> [DATASET ENTRIES]
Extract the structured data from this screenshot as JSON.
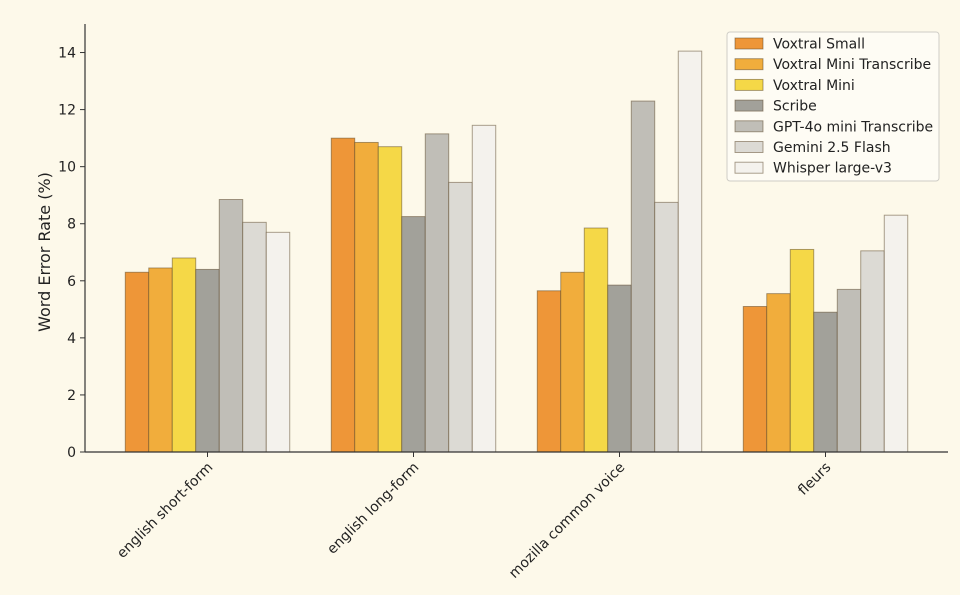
{
  "chart_data": {
    "type": "bar",
    "title": "",
    "xlabel": "",
    "ylabel": "Word Error Rate (%)",
    "ylim": [
      0,
      15
    ],
    "yticks": [
      0,
      2,
      4,
      6,
      8,
      10,
      12,
      14
    ],
    "grid": false,
    "legend_position": "top-right",
    "categories": [
      "english short-form",
      "english long-form",
      "mozilla common voice",
      "fleurs"
    ],
    "series": [
      {
        "name": "Voxtral Small",
        "color": "#ee9638",
        "values": [
          6.3,
          11.0,
          5.65,
          5.1
        ]
      },
      {
        "name": "Voxtral Mini Transcribe",
        "color": "#f1ad3c",
        "values": [
          6.45,
          10.85,
          6.3,
          5.55
        ]
      },
      {
        "name": "Voxtral Mini",
        "color": "#f5d847",
        "values": [
          6.8,
          10.7,
          7.85,
          7.1
        ]
      },
      {
        "name": "Scribe",
        "color": "#a2a19a",
        "values": [
          6.4,
          8.25,
          5.85,
          4.9
        ]
      },
      {
        "name": "GPT-4o mini Transcribe",
        "color": "#c0beb7",
        "values": [
          8.85,
          11.15,
          12.3,
          5.7
        ]
      },
      {
        "name": "Gemini 2.5 Flash",
        "color": "#dcdad4",
        "values": [
          8.05,
          9.45,
          8.75,
          7.05
        ]
      },
      {
        "name": "Whisper large-v3",
        "color": "#f4f2ed",
        "values": [
          7.7,
          11.45,
          14.05,
          8.3
        ]
      }
    ]
  }
}
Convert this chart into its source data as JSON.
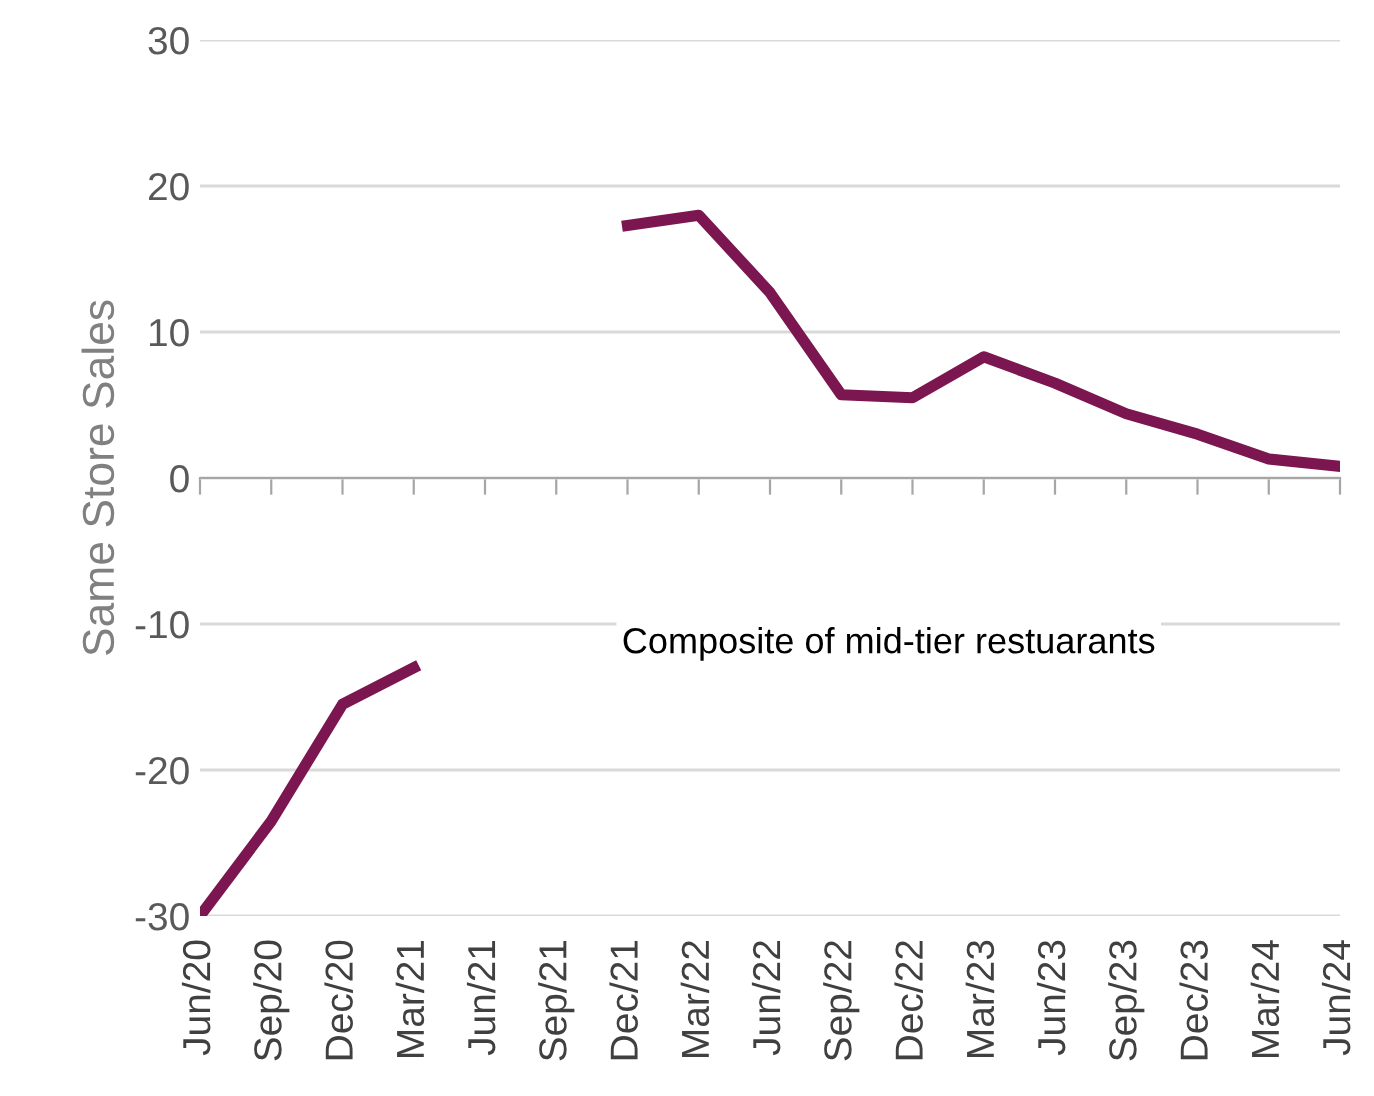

> [WHAT TO PRODUCE]
Leave out all pictures, then copy the remaining material exactly.

> [TASK RESPONSE]
Extract the structured data from this screenshot as JSON.
{
  "chart_data": {
    "type": "bar",
    "title": "",
    "xlabel": "",
    "ylabel": "Word Error Rate (%)",
    "ylim": [
      0,
      15
    ],
    "yticks": [
      0,
      2,
      4,
      6,
      8,
      10,
      12,
      14
    ],
    "grid": false,
    "legend_position": "top-right",
    "categories": [
      "english short-form",
      "english long-form",
      "mozilla common voice",
      "fleurs"
    ],
    "series": [
      {
        "name": "Voxtral Small",
        "color": "#ee9638",
        "values": [
          6.3,
          11.0,
          5.65,
          5.1
        ]
      },
      {
        "name": "Voxtral Mini Transcribe",
        "color": "#f1ad3c",
        "values": [
          6.45,
          10.85,
          6.3,
          5.55
        ]
      },
      {
        "name": "Voxtral Mini",
        "color": "#f5d847",
        "values": [
          6.8,
          10.7,
          7.85,
          7.1
        ]
      },
      {
        "name": "Scribe",
        "color": "#a2a19a",
        "values": [
          6.4,
          8.25,
          5.85,
          4.9
        ]
      },
      {
        "name": "GPT-4o mini Transcribe",
        "color": "#c0beb7",
        "values": [
          8.85,
          11.15,
          12.3,
          5.7
        ]
      },
      {
        "name": "Gemini 2.5 Flash",
        "color": "#dcdad4",
        "values": [
          8.05,
          9.45,
          8.75,
          7.05
        ]
      },
      {
        "name": "Whisper large-v3",
        "color": "#f4f2ed",
        "values": [
          7.7,
          11.45,
          14.05,
          8.3
        ]
      }
    ]
  }
}
Convert this chart into its source data as JSON.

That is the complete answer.